## Your objective
Omit the pictures, please, and give each record below again exactly.

--- Records provided ---

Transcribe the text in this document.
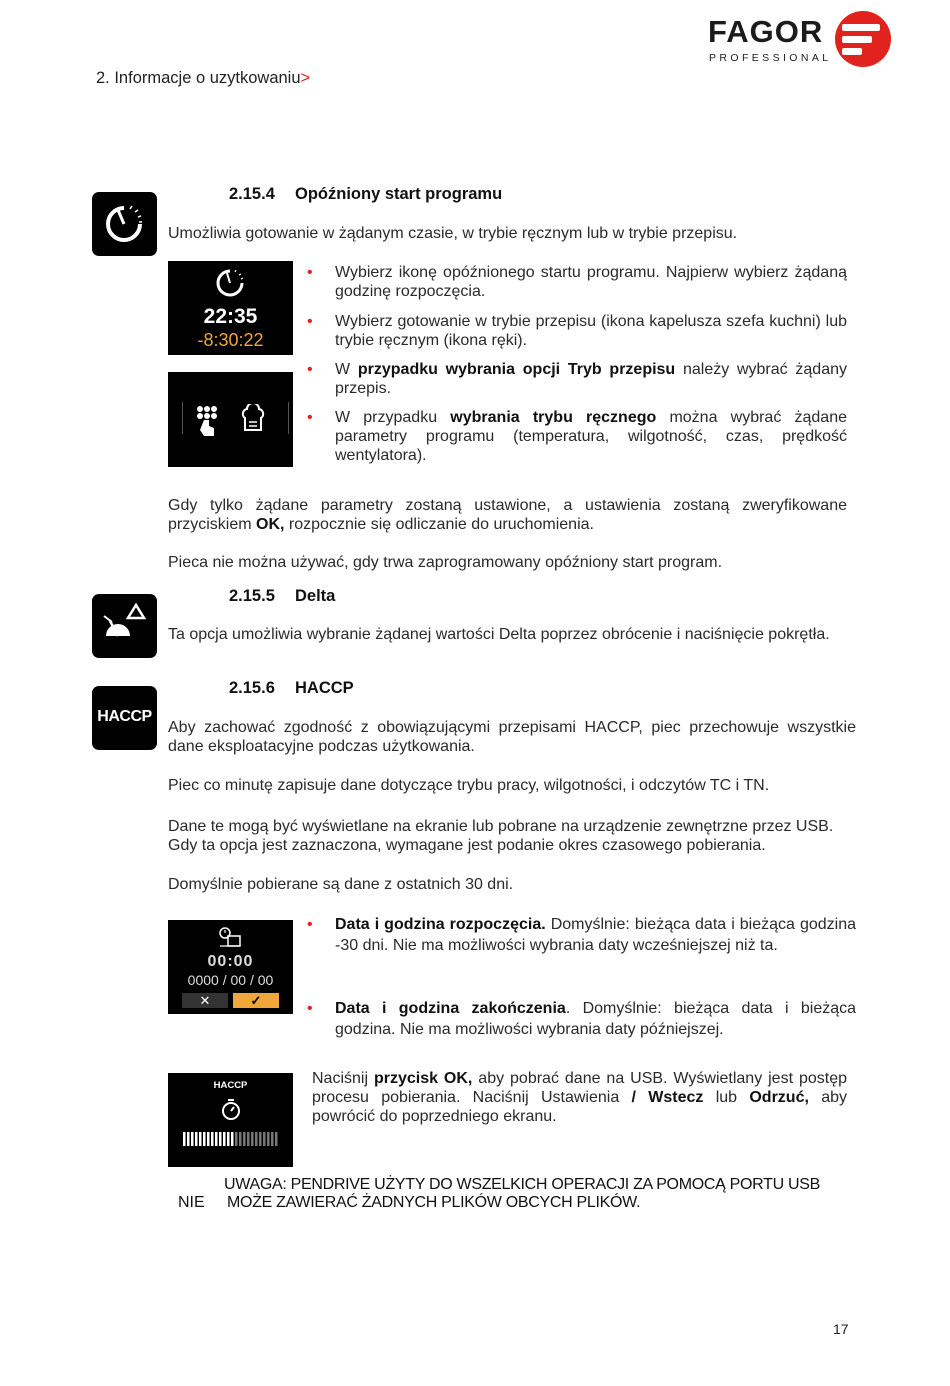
FAGOR
PROFESSIONAL
2. Informacje o uzytkowaniu>
2.15.4 Opóźniony start programu
Umożliwia gotowanie w żądanym czasie, w trybie ręcznym lub w trybie przepisu.
22:35
-8:30:22
• Wybierz ikonę opóźnionego startu programu. Najpierw wybierz żądaną godzinę rozpoczęcia.
• Wybierz gotowanie w trybie przepisu (ikona kapelusza szefa kuchni) lub trybie ręcznym (ikona ręki).
• W przypadku wybrania opcji Tryb przepisu należy wybrać żądany przepis.
• W przypadku wybrania trybu ręcznego można wybrać żądane parametry programu (temperatura, wilgotność, czas, prędkość wentylatora).
Gdy tylko żądane parametry zostaną ustawione, a ustawienia zostaną zweryfikowane przyciskiem OK, rozpocznie się odliczanie do uruchomienia.
Pieca nie można używać, gdy trwa zaprogramowany opóźniony start program.
2.15.5 Delta
Ta opcja umożliwia wybranie żądanej wartości Delta poprzez obrócenie i naciśnięcie pokrętła.
HACCP
2.15.6 HACCP
Aby zachować zgodność z obowiązującymi przepisami HACCP, piec przechowuje wszystkie dane eksploatacyjne podczas użytkowania.
Piec co minutę zapisuje dane dotyczące trybu pracy, wilgotności, i odczytów TC i TN.
Dane te mogą być wyświetlane na ekranie lub pobrane na urządzenie zewnętrzne przez USB. Gdy ta opcja jest zaznaczona, wymagane jest podanie okres czasowego pobierania.
Domyślnie pobierane są dane z ostatnich 30 dni.
00:00
0000 / 00 / 00
✕	✓
• Data i godzina rozpoczęcia. Domyślnie: bieżąca data i bieżąca godzina -30 dni. Nie ma możliwości wybrania daty wcześniejszej niż ta.
• Data i godzina zakończenia. Domyślnie: bieżąca data i bieżąca godzina. Nie ma możliwości wybrania daty późniejszej.
HACCP	Naciśnij przycisk OK, aby pobrać dane na USB. Wyświetlany jest postęp procesu pobierania. Naciśnij Ustawienia / Wstecz lub Odrzuć, aby powrócić do poprzedniego ekranu.
UWAGA: PENDRIVE UŻYTY DO WSZELKICH OPERACJI ZA POMOCĄ PORTU USB
NIE MOŻE ZAWIERAĆ ŻADNYCH PLIKÓW OBCYCH PLIKÓW.
17
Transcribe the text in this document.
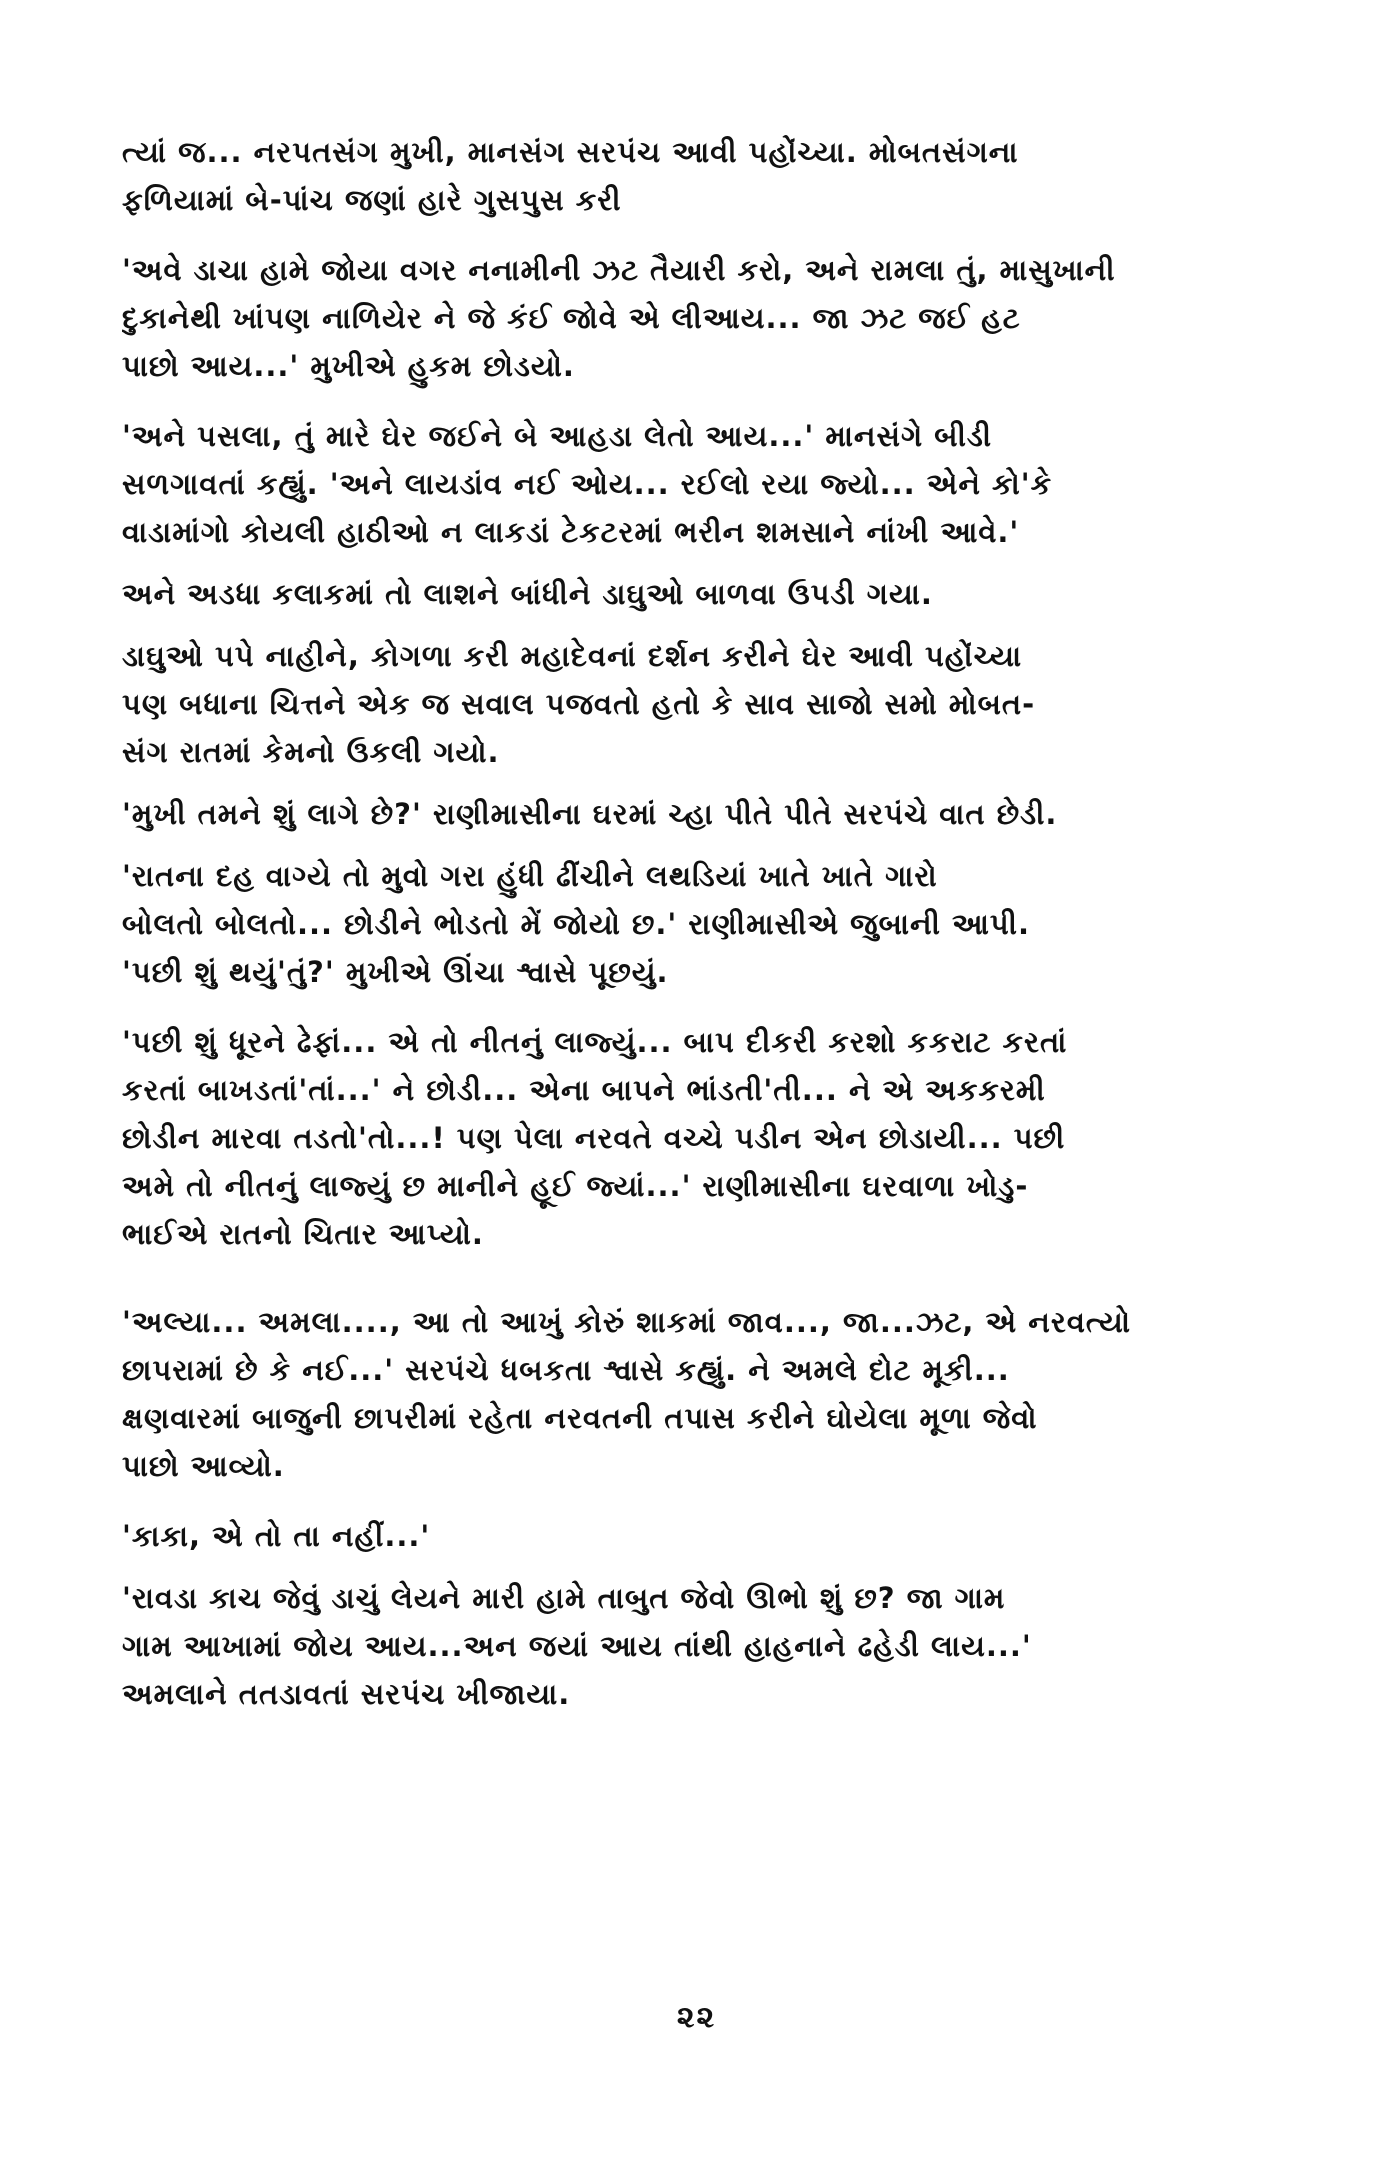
ત્યાં જ... નરપતસંગ મુખી, માનસંગ સરપંચ આવી પહોંચ્યા. મોબતસંગના
ફળિયામાં બે-પાંચ જણાં હારે ગુસપુસ કરી

'અવે ડાચા હામે જોયા વગર નનામીની ઝટ તૈયારી કરો, અને રામલા તું, માસુખાની
દુકાનેથી ખાંપણ નાળિયેર ને જે કંઈ જોવે એ લીઆય... જા ઝટ જઈ હટ
પાછો આય...' મુખીએ હુકમ છોડયો.

'અને પસલા, તું મારે ઘેર જઈને બે આહડા લેતો આય...' માનસંગે બીડી
સળગાવતાં કહ્યું. 'અને લાયડાંવ નઈ ઓય... રઈલો રયા જ્યો... એને કો'કે
વાડામાંગો કોયલી હાઠીઓ ન લાકડાં ટેકટરમાં ભરીન શમસાને નાંખી આવે.'

અને અડધા કલાકમાં તો લાશને બાંધીને ડાઘુઓ બાળવા ઉપડી ગયા.

ડાઘુઓ પપે નાહીને, કોગળા કરી મહાદેવનાં દર્શન કરીને ઘેર આવી પહોંચ્યા
પણ બધાના ચિત્તને એક જ સવાલ પજવતો હતો કે સાવ સાજો સમો મોબત-
સંગ રાતમાં કેમનો ઉકલી ગયો.

'મુખી તમને શું લાગે છે?' રાણીમાસીના ઘરમાં ચ્હા પીતે પીતે સરપંચે વાત છેડી.

'રાતના દહ વાગ્યે તો મુવો ગરા હુંધી ઢીંચીને લથડિયાં ખાતે ખાતે ગારો
બોલતો બોલતો... છોડીને ભોડતો મેં જોયો છ.' રાણીમાસીએ જુબાની આપી.
'પછી શું થયું'તું?' મુખીએ ઊંચા શ્વાસે પૂછયું.

'પછી શું ધૂરને ઢેફાં... એ તો નીતનું લાજ્યું... બાપ દીકરી કરશો કકરાટ કરતાં
કરતાં બાખડતાં'તાં...' ને છોડી... એના બાપને ભાંડતી'તી... ને એ અકકરમી
છોડીન મારવા તડતો'તો...! પણ પેલા નરવતે વચ્ચે પડીન એન છોડાયી... પછી
અમે તો નીતનું લાજ્યું છ માનીને હૂઈ જ્યાં...' રાણીમાસીના ઘરવાળા ખોડુ-
ભાઈએ રાતનો ચિતાર આપ્યો.

'અલ્યા... અમલા...., આ તો આખું કોરું શાકમાં જાવ..., જા...ઝટ, એ નરવત્યો
છાપરામાં છે કે નઈ...' સરપંચે ધબકતા શ્વાસે કહ્યું. ને અમલે દોટ મૂકી...
ક્ષણવારમાં બાજુની છાપરીમાં રહેતા નરવતની તપાસ કરીને ઘોયેલા મૂળા જેવો
પાછો આવ્યો.

'કાકા, એ તો તા નહીં...'

'રાવડા કાચ જેવું ડાચું લેયને મારી હામે તાબુત જેવો ઊભો શું છ? જા ગામ
ગામ આખામાં જોય આય...અન જયાં આય તાંથી હાહનાને ઢહેડી લાય...'
અમલાને તતડાવતાં સરપંચ ખીજાયા.

૨૨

---

## Task output
Transcribe the text in this document.
FAGOR
PROFESSIONAL
2. Informacje o uzytkowaniu>
2.15.4 Opóźniony start programu
Umożliwia gotowanie w żądanym czasie, w trybie ręcznym lub w trybie przepisu.
22:35
-8:30:22
• Wybierz ikonę opóźnionego startu programu. Najpierw wybierz żądaną godzinę rozpoczęcia.
• Wybierz gotowanie w trybie przepisu (ikona kapelusza szefa kuchni) lub trybie ręcznym (ikona ręki).
• W przypadku wybrania opcji Tryb przepisu należy wybrać żądany przepis.
• W przypadku wybrania trybu ręcznego można wybrać żądane parametry programu (temperatura, wilgotność, czas, prędkość wentylatora).
Gdy tylko żądane parametry zostaną ustawione, a ustawienia zostaną zweryfikowane przyciskiem OK, rozpocznie się odliczanie do uruchomienia.
Pieca nie można używać, gdy trwa zaprogramowany opóźniony start program.
2.15.5 Delta
Ta opcja umożliwia wybranie żądanej wartości Delta poprzez obrócenie i naciśnięcie pokrętła.
HACCP
2.15.6 HACCP
Aby zachować zgodność z obowiązującymi przepisami HACCP, piec przechowuje wszystkie dane eksploatacyjne podczas użytkowania.
Piec co minutę zapisuje dane dotyczące trybu pracy, wilgotności, i odczytów TC i TN.
Dane te mogą być wyświetlane na ekranie lub pobrane na urządzenie zewnętrzne przez USB. Gdy ta opcja jest zaznaczona, wymagane jest podanie okres czasowego pobierania.
Domyślnie pobierane są dane z ostatnich 30 dni.
00:00
0000 / 00 / 00
✕	✓
• Data i godzina rozpoczęcia. Domyślnie: bieżąca data i bieżąca godzina -30 dni. Nie ma możliwości wybrania daty wcześniejszej niż ta.
• Data i godzina zakończenia. Domyślnie: bieżąca data i bieżąca godzina. Nie ma możliwości wybrania daty późniejszej.
HACCP	Naciśnij przycisk OK, aby pobrać dane na USB. Wyświetlany jest postęp procesu pobierania. Naciśnij Ustawienia / Wstecz lub Odrzuć, aby powrócić do poprzedniego ekranu.
UWAGA: PENDRIVE UŻYTY DO WSZELKICH OPERACJI ZA POMOCĄ PORTU USB
NIE MOŻE ZAWIERAĆ ŻADNYCH PLIKÓW OBCYCH PLIKÓW.
17
Transcribe the text in this document.
ત્યાં જ... નરપતસંગ મુખી, માનસંગ સરપંચ આવી પહોંચ્યા. મોબતસંગના
ફળિયામાં બે-પાંચ જણાં હારે ગુસપુસ કરી

'અવે ડાચા હામે જોયા વગર નનામીની ઝટ તૈયારી કરો, અને રામલા તું, માસુખાની
દુકાનેથી ખાંપણ નાળિયેર ને જે કંઈ જોવે એ લીઆય... જા ઝટ જઈ હટ
પાછો આય...' મુખીએ હુકમ છોડયો.

'અને પસલા, તું મારે ઘેર જઈને બે આહડા લેતો આય...' માનસંગે બીડી
સળગાવતાં કહ્યું. 'અને લાયડાંવ નઈ ઓય... રઈલો રયા જ્યો... એને કો'કે
વાડામાંગો કોયલી હાઠીઓ ન લાકડાં ટેકટરમાં ભરીન શમસાને નાંખી આવે.'

અને અડધા કલાકમાં તો લાશને બાંધીને ડાઘુઓ બાળવા ઉપડી ગયા.

ડાઘુઓ પપે નાહીને, કોગળા કરી મહાદેવનાં દર્શન કરીને ઘેર આવી પહોંચ્યા
પણ બધાના ચિત્તને એક જ સવાલ પજવતો હતો કે સાવ સાજો સમો મોબત-
સંગ રાતમાં કેમનો ઉકલી ગયો.

'મુખી તમને શું લાગે છે?' રાણીમાસીના ઘરમાં ચ્હા પીતે પીતે સરપંચે વાત છેડી.

'રાતના દહ વાગ્યે તો મુવો ગરા હુંધી ઢીંચીને લથડિયાં ખાતે ખાતે ગારો
બોલતો બોલતો... છોડીને ભોડતો મેં જોયો છ.' રાણીમાસીએ જુબાની આપી.
'પછી શું થયું'તું?' મુખીએ ઊંચા શ્વાસે પૂછયું.

'પછી શું ધૂરને ઢેફાં... એ તો નીતનું લાજ્યું... બાપ દીકરી કરશો કકરાટ કરતાં
કરતાં બાખડતાં'તાં...' ને છોડી... એના બાપને ભાંડતી'તી... ને એ અકકરમી
છોડીન મારવા તડતો'તો...! પણ પેલા નરવતે વચ્ચે પડીન એન છોડાયી... પછી
અમે તો નીતનું લાજ્યું છ માનીને હૂઈ જ્યાં...' રાણીમાસીના ઘરવાળા ખોડુ-
ભાઈએ રાતનો ચિતાર આપ્યો.

'અલ્યા... અમલા...., આ તો આખું કોરું શાકમાં જાવ..., જા...ઝટ, એ નરવત્યો
છાપરામાં છે કે નઈ...' સરપંચે ધબકતા શ્વાસે કહ્યું. ને અમલે દોટ મૂકી...
ક્ષણવારમાં બાજુની છાપરીમાં રહેતા નરવતની તપાસ કરીને ઘોયેલા મૂળા જેવો
પાછો આવ્યો.

'કાકા, એ તો તા નહીં...'

'રાવડા કાચ જેવું ડાચું લેયને મારી હામે તાબુત જેવો ઊભો શું છ? જા ગામ
ગામ આખામાં જોય આય...અન જયાં આય તાંથી હાહનાને ઢહેડી લાય...'
અમલાને તતડાવતાં સરપંચ ખીજાયા.

૨૨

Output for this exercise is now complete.